*Exercise requirements*: Make a tally of the lines in the records that include the string "JSON", and give only that number.

*Task inputs*:

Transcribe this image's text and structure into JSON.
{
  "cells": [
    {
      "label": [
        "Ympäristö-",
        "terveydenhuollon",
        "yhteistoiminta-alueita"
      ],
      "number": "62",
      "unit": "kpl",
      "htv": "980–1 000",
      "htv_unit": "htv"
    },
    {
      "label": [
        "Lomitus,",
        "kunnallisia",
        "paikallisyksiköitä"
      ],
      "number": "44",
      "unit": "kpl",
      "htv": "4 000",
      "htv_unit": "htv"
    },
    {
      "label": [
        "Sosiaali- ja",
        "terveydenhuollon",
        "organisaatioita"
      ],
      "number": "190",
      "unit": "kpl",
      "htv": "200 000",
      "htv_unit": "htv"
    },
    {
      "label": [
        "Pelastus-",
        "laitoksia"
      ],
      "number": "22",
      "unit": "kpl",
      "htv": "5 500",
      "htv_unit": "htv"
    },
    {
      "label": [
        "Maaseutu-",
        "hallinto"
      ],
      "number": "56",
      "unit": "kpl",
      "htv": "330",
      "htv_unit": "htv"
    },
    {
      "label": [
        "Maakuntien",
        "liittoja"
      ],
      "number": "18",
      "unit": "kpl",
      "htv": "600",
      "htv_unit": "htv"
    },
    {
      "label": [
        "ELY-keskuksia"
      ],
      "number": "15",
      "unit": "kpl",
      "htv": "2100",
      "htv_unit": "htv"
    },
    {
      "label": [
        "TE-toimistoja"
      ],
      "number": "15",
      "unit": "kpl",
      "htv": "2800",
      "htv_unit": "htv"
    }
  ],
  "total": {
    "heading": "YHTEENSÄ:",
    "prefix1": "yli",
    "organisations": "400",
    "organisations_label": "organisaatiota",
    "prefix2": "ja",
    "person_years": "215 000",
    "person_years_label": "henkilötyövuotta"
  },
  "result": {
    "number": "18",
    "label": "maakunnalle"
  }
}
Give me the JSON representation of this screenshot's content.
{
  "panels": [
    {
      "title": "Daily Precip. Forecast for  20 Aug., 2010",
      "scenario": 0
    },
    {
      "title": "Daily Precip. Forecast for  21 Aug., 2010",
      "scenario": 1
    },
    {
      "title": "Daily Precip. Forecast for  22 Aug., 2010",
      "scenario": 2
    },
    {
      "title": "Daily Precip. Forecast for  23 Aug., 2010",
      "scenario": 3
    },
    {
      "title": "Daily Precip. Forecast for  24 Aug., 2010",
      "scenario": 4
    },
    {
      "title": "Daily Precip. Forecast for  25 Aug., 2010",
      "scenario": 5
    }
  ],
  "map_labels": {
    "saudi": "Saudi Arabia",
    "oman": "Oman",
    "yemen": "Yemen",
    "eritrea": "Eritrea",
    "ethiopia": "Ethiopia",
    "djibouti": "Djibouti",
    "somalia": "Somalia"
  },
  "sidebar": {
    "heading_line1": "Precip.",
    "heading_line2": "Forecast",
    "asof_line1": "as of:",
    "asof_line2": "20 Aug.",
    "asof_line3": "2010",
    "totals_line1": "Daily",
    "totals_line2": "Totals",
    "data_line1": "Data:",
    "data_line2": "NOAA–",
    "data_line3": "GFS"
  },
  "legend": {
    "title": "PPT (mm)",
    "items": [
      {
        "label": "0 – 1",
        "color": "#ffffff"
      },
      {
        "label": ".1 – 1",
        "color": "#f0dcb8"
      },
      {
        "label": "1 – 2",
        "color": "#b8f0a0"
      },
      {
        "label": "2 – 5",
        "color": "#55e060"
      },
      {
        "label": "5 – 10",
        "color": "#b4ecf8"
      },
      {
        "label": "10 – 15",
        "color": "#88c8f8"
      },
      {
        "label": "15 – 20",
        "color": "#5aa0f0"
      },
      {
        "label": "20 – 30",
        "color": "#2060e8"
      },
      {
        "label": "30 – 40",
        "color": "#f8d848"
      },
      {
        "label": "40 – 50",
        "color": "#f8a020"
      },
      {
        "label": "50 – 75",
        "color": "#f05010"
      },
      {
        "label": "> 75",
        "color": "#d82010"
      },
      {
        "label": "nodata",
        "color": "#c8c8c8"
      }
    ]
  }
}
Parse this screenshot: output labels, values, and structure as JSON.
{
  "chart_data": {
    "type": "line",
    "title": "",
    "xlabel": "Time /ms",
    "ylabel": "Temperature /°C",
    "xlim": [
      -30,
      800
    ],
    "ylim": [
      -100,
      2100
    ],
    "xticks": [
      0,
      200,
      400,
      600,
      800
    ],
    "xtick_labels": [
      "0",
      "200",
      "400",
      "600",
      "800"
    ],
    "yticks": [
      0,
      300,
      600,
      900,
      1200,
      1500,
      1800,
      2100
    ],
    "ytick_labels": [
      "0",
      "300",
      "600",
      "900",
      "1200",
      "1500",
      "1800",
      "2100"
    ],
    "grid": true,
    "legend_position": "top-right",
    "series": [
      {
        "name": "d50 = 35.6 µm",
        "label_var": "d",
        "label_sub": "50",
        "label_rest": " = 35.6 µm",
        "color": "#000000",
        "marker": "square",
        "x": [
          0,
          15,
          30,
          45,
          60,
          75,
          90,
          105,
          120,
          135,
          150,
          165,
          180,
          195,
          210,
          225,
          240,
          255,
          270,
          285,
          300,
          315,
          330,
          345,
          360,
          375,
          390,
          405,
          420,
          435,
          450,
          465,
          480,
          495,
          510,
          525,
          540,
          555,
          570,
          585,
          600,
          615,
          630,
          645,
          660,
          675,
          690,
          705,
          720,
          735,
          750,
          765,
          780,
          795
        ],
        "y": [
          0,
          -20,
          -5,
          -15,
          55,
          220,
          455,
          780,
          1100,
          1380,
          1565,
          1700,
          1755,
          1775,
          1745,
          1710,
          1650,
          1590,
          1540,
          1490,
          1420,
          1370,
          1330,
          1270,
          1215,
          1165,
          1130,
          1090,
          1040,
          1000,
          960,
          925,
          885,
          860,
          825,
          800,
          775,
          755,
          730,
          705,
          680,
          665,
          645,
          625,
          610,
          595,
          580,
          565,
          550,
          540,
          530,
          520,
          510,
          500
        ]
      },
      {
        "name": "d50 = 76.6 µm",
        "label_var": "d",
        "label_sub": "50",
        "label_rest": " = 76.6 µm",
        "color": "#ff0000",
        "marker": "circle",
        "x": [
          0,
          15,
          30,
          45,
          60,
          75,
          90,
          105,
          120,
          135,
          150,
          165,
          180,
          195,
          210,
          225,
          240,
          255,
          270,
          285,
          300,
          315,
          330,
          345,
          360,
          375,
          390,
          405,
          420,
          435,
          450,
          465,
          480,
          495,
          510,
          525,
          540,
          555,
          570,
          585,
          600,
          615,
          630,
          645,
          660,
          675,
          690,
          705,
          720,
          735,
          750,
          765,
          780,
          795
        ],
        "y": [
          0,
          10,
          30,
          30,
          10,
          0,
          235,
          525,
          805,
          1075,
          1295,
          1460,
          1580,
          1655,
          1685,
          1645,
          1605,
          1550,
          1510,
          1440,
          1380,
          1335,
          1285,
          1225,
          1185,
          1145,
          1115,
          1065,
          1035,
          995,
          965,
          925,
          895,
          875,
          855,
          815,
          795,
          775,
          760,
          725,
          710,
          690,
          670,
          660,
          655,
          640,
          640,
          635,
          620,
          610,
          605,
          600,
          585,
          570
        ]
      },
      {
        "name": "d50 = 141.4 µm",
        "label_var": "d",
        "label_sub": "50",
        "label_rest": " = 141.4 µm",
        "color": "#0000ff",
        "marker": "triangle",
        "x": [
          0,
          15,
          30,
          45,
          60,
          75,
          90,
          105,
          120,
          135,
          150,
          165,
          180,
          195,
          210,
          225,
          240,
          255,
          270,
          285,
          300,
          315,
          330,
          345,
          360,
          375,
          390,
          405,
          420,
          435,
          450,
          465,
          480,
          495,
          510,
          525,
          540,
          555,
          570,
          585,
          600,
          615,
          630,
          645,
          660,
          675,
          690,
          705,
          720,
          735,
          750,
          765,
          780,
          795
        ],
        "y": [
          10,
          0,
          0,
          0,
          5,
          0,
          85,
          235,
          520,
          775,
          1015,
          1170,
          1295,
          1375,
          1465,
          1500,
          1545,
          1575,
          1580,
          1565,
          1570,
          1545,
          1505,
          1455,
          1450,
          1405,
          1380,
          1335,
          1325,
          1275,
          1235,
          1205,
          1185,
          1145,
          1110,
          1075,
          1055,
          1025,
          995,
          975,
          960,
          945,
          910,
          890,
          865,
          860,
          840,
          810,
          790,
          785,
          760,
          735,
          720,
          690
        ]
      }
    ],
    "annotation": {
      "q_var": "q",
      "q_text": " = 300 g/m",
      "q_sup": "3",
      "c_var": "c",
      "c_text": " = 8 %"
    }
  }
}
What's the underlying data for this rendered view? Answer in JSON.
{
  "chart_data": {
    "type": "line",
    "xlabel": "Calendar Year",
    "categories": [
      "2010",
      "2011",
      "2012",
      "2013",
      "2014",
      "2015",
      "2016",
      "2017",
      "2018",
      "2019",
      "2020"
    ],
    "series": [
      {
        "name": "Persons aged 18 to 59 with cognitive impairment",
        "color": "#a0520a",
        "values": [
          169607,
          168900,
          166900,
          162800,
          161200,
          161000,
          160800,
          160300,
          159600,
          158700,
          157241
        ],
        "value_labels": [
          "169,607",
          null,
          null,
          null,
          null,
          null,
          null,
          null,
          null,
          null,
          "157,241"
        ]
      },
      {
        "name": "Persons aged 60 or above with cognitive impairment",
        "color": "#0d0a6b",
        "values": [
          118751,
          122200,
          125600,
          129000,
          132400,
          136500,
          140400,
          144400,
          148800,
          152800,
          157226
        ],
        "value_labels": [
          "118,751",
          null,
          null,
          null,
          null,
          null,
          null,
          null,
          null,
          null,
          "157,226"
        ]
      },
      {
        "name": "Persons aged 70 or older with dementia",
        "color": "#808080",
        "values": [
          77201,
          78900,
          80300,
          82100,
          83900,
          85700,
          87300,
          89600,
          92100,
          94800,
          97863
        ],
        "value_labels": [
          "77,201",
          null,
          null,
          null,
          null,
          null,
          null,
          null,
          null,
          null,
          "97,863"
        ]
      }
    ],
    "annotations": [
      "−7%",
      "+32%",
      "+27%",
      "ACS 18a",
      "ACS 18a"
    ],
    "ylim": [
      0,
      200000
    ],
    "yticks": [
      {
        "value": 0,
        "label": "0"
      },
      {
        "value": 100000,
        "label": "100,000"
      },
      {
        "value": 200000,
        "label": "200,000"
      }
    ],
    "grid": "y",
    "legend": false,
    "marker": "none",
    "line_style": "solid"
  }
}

*The completed task*: 4